GOAL OF THE EXERCISE: Scan the data for "xlabel" and copy the lines it appears in.
— Start of LISTED RECORDS —
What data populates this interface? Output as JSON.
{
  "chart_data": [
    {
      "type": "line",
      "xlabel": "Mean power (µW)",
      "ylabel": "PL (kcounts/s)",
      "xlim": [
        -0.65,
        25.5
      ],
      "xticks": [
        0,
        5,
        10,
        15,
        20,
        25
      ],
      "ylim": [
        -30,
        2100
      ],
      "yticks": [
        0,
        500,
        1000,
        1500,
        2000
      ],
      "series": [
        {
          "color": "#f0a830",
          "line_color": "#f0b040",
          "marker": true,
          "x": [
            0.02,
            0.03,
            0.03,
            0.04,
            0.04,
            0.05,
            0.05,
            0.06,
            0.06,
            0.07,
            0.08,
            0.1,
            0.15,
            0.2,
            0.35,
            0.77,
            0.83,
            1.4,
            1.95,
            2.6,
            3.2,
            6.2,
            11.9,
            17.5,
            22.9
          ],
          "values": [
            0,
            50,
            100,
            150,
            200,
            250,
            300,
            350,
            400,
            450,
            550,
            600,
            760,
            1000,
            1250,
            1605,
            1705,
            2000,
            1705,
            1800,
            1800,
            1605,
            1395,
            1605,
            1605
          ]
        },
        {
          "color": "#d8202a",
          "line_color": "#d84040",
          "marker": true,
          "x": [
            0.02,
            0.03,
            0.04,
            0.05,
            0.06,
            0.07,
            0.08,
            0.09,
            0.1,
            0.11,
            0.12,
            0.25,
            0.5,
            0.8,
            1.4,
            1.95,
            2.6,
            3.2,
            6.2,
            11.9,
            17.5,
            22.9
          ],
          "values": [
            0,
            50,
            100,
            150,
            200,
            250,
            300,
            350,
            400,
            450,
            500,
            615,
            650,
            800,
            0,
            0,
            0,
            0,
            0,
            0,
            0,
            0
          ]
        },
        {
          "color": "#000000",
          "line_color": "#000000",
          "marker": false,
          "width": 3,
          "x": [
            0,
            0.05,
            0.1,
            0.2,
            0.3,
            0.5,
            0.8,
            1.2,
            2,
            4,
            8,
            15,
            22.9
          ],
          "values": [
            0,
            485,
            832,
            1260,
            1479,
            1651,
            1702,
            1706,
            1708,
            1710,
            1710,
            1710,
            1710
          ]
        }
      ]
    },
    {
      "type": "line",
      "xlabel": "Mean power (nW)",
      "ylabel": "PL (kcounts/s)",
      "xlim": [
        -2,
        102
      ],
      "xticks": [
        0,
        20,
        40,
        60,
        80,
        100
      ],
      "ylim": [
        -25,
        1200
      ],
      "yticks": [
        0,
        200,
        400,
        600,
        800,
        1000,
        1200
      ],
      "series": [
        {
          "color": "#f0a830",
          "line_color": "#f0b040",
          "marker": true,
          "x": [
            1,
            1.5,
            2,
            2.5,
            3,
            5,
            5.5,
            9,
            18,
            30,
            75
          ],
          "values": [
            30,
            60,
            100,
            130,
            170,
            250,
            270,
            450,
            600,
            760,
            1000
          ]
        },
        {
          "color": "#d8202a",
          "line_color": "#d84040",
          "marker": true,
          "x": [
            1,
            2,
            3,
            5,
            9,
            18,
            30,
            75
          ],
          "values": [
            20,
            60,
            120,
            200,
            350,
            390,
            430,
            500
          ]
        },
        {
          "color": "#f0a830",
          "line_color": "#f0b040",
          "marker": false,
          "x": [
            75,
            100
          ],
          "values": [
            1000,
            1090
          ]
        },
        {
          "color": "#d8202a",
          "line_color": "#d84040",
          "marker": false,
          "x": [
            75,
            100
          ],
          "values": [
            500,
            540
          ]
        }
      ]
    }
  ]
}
— End of LISTED RECORDS —
ANSWER TO THE PROBLEM:
      "xlabel": "Mean power (µW)",
      "xlabel": "Mean power (nW)",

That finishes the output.